Lift out each line of the data that holds "septembre".

Dataset rows ::

-- START --

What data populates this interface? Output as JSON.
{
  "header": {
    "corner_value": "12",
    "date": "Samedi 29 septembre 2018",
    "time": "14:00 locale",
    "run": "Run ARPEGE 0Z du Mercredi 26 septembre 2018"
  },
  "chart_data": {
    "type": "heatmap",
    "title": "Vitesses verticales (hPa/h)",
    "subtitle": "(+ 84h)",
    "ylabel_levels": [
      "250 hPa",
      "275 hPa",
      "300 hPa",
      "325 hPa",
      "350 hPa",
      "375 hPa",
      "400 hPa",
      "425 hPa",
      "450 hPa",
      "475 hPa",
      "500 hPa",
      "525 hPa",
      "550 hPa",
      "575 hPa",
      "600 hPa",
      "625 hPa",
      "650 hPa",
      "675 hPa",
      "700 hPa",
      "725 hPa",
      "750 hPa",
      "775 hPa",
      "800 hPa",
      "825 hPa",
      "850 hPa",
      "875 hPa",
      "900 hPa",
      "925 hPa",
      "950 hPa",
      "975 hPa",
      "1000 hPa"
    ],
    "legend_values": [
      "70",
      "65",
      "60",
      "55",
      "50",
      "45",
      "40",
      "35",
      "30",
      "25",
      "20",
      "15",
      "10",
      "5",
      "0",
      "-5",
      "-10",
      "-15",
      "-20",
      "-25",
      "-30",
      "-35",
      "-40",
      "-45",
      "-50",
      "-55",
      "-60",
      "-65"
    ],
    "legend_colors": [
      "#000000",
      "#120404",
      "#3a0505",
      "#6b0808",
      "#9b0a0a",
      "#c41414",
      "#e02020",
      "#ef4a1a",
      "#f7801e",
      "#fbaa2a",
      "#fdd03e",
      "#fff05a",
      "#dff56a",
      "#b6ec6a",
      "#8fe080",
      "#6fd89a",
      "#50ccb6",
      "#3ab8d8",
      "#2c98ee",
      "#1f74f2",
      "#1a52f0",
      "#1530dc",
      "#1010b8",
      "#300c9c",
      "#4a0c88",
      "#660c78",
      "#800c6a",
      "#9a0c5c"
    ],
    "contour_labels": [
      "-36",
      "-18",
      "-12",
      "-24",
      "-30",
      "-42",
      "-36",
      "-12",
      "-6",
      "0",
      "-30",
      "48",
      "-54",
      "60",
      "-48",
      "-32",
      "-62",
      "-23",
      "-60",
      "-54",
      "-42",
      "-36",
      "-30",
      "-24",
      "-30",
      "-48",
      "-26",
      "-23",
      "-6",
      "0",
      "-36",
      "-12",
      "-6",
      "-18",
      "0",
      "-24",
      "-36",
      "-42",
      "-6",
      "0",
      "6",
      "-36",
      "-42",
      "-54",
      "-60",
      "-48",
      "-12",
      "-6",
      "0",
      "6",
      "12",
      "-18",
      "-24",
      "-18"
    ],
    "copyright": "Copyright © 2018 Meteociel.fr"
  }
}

-- END --

CORRECT RESULT ::
    "date": "Samedi 29 septembre 2018",
    "run": "Run ARPEGE 0Z du Mercredi 26 septembre 2018"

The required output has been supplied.